**** Records to process

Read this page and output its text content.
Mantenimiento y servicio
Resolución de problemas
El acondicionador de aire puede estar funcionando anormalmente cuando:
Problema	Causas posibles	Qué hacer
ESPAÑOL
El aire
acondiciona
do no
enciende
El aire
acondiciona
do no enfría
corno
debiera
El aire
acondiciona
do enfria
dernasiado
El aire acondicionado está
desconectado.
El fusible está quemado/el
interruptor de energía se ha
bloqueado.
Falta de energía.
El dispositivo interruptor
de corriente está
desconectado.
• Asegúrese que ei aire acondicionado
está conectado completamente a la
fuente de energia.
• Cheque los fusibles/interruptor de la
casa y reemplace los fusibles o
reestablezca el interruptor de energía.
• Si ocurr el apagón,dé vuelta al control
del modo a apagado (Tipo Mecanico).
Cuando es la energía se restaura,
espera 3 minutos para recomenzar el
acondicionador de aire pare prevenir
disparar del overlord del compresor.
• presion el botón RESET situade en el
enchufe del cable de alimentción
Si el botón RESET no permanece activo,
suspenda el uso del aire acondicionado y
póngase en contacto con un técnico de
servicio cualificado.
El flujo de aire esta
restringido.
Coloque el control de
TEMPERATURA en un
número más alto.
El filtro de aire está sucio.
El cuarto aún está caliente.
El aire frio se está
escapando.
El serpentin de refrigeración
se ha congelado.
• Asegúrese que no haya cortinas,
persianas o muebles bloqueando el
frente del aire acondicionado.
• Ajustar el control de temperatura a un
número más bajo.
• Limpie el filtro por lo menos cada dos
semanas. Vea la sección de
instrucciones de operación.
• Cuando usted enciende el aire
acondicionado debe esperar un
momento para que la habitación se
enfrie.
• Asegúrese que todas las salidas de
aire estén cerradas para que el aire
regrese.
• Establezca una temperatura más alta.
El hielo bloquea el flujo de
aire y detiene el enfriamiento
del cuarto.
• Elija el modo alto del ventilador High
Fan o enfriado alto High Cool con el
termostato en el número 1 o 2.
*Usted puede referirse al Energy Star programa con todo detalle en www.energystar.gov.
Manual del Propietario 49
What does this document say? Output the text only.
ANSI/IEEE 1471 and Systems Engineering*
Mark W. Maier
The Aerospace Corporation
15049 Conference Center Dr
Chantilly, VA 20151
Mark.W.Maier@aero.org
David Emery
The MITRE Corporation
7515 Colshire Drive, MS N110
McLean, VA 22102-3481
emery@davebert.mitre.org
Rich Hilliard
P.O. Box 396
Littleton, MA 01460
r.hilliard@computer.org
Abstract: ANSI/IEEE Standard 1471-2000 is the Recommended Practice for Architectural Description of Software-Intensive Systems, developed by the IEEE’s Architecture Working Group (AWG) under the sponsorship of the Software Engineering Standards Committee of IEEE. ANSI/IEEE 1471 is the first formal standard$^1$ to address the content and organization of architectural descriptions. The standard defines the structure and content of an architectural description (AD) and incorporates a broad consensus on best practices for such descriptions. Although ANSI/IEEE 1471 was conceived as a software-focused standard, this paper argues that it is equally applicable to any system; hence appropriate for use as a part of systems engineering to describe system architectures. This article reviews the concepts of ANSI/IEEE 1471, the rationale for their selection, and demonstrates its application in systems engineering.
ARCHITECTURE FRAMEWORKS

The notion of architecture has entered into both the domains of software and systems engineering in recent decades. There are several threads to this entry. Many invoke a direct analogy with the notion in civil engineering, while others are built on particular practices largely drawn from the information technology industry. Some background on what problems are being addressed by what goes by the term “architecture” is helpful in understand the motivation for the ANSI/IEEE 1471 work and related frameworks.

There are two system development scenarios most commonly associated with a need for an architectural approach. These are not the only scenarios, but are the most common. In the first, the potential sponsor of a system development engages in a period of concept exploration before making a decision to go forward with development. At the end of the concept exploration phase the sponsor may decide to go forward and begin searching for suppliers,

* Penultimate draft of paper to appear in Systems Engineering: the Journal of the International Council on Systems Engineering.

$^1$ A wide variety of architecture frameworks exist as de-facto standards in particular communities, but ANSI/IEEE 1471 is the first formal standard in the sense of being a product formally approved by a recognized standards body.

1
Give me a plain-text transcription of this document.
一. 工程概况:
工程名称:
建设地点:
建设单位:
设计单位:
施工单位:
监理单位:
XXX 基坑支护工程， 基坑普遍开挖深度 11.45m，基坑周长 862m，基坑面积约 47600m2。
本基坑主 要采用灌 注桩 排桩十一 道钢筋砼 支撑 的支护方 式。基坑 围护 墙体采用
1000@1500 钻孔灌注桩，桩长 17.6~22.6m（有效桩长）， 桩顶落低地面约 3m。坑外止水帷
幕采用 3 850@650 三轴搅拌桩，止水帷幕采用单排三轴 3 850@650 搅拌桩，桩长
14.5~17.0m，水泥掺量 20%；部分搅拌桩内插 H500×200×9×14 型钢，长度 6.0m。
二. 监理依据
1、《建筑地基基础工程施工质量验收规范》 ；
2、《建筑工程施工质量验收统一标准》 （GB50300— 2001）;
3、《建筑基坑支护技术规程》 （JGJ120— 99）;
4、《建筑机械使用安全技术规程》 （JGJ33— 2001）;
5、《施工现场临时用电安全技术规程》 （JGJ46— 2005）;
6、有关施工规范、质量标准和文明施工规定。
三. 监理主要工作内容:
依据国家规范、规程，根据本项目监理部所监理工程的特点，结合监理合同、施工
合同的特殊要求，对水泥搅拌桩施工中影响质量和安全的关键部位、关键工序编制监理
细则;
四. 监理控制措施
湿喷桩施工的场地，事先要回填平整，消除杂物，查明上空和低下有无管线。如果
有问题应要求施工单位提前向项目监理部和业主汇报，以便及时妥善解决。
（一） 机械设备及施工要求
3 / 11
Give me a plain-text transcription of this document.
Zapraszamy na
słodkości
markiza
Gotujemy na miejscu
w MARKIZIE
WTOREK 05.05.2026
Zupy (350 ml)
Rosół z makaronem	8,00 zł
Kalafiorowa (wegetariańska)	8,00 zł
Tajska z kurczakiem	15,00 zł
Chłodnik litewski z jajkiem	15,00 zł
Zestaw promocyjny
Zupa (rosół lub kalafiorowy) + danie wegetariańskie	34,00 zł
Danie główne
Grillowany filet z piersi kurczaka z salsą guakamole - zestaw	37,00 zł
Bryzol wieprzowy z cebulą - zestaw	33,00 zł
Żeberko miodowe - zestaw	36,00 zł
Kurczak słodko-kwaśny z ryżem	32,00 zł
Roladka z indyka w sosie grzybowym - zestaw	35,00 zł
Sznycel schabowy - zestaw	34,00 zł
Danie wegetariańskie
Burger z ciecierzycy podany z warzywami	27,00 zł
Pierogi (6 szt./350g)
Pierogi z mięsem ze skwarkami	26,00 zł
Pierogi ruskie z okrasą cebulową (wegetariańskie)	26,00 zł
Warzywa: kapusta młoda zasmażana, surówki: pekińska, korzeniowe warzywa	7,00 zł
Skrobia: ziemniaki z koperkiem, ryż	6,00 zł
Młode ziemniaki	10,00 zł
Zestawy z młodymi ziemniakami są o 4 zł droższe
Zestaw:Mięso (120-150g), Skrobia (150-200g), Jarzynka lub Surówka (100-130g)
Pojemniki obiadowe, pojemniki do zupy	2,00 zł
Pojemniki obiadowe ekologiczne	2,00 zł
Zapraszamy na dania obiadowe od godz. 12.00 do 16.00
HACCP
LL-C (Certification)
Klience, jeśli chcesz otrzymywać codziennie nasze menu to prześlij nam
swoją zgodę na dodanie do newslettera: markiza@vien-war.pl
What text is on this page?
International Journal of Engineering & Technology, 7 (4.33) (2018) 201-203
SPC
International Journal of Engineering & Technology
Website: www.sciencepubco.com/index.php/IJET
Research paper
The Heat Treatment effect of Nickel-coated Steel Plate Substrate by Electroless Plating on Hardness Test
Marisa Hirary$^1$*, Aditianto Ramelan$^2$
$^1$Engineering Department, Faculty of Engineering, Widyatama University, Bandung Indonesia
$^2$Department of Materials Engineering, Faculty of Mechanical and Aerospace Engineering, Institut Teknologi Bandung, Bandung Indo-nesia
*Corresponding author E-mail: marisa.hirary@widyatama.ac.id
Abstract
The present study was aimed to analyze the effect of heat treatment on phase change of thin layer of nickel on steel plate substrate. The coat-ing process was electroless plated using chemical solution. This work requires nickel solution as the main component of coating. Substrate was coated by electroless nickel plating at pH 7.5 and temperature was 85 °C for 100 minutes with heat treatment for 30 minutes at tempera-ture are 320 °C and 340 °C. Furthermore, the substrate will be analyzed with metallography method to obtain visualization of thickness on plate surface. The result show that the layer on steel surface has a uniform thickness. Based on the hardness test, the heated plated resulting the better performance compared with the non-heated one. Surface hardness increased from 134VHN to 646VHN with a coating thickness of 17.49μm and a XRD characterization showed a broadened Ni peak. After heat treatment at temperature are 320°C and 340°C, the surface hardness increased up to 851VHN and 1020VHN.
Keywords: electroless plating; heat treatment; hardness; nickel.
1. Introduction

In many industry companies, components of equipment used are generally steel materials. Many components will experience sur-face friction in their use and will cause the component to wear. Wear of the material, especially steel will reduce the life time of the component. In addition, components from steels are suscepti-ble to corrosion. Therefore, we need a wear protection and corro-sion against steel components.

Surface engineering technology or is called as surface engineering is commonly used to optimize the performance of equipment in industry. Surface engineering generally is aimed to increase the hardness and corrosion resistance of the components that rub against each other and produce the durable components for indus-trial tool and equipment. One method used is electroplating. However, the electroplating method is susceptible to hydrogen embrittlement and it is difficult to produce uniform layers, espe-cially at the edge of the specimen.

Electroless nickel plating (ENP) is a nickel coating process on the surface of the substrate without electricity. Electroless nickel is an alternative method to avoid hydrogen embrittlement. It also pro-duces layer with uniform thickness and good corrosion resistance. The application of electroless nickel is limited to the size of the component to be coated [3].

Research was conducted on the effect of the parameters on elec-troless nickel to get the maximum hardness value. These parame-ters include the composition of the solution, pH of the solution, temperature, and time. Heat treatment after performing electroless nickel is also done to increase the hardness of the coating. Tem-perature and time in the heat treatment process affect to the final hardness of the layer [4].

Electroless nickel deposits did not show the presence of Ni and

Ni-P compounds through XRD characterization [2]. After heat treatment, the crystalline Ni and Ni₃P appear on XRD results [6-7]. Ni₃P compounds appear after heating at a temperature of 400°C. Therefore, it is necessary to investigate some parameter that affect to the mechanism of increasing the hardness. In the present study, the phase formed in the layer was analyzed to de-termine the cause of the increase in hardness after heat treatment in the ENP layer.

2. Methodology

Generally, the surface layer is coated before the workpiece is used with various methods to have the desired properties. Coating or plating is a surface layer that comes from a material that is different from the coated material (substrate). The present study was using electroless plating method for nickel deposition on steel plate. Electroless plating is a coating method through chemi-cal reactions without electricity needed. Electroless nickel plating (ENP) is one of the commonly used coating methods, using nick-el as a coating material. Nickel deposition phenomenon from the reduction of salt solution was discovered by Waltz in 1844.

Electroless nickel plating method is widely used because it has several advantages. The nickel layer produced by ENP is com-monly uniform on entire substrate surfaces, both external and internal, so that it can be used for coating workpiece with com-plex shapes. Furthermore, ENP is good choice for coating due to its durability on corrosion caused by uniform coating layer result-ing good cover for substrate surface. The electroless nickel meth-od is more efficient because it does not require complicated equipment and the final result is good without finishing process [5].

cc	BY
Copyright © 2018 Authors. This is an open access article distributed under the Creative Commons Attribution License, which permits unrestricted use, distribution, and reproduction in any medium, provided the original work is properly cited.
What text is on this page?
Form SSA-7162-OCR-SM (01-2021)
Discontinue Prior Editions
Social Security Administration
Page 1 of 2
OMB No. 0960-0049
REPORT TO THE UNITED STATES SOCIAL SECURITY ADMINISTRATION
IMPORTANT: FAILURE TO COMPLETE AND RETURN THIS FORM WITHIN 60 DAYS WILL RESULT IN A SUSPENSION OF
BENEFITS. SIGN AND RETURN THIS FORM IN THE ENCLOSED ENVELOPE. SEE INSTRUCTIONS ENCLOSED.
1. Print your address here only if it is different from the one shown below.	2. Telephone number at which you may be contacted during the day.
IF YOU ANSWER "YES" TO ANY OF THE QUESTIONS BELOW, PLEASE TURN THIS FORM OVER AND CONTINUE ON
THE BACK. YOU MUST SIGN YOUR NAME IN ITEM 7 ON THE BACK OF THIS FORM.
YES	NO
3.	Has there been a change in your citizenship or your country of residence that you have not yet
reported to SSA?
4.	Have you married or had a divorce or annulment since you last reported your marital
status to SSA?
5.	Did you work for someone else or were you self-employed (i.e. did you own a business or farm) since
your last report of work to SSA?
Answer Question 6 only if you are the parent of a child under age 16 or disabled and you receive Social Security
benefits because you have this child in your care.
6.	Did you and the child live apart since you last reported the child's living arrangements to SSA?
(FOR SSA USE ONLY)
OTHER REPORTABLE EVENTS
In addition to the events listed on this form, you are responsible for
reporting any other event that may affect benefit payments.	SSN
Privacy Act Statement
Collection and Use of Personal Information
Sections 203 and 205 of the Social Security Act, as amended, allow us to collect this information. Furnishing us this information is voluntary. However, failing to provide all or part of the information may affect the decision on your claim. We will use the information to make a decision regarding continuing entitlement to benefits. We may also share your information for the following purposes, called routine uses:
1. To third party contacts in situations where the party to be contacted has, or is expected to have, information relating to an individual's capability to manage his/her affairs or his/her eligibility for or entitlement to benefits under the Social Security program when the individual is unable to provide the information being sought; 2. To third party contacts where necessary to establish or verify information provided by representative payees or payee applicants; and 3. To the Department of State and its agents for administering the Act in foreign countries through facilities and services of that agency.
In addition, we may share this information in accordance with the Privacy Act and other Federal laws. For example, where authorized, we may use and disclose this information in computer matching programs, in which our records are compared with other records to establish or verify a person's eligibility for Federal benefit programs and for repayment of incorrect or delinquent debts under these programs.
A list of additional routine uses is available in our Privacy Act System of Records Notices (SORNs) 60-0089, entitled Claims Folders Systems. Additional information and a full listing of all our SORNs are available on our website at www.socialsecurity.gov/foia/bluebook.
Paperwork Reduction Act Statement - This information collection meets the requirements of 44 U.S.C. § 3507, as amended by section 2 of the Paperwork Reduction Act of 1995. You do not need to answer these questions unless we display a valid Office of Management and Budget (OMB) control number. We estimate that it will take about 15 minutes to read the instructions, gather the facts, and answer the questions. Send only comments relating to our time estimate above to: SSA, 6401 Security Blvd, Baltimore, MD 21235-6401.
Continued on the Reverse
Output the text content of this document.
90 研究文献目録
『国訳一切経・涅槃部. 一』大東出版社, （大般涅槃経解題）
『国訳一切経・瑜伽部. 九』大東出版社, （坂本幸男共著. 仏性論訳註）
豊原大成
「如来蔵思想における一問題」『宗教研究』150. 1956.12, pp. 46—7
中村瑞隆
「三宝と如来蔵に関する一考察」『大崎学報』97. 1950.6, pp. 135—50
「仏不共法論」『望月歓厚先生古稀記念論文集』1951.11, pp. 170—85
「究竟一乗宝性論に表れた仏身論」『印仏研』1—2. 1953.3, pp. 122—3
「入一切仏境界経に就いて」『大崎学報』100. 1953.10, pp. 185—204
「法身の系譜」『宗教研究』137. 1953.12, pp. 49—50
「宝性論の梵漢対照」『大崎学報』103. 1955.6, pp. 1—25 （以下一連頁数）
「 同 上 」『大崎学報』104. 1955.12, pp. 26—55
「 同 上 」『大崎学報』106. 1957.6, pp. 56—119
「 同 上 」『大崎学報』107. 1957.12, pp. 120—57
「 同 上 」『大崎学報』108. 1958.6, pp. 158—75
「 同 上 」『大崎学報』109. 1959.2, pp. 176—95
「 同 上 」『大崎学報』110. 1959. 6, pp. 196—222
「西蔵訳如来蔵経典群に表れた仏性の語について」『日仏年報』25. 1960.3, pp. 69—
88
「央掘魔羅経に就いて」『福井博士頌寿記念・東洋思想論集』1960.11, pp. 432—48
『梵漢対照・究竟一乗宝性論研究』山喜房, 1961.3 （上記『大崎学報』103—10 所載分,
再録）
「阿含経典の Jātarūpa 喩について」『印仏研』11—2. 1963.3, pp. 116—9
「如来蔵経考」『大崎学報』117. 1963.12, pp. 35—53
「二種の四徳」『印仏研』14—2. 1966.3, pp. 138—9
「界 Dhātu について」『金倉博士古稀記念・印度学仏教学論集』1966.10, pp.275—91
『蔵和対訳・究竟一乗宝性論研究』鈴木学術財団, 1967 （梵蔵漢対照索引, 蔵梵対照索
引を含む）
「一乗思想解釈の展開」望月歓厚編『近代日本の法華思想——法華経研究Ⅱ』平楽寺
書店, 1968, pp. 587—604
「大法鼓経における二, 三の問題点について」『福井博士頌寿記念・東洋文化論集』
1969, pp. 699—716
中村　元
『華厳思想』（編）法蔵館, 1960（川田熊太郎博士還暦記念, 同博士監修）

********

= Exercise prompt =
Locate the lines above that contain "究竟一乗宝性論研究" and copy them.

= Task solution =
『梵漢対照・究竟一乗宝性論研究』山喜房, 1961.3 （上記『大崎学報』103—10 所載分,
『蔵和対訳・究竟一乗宝性論研究』鈴木学術財団, 1967 （梵蔵漢対照索引, 蔵梵対照索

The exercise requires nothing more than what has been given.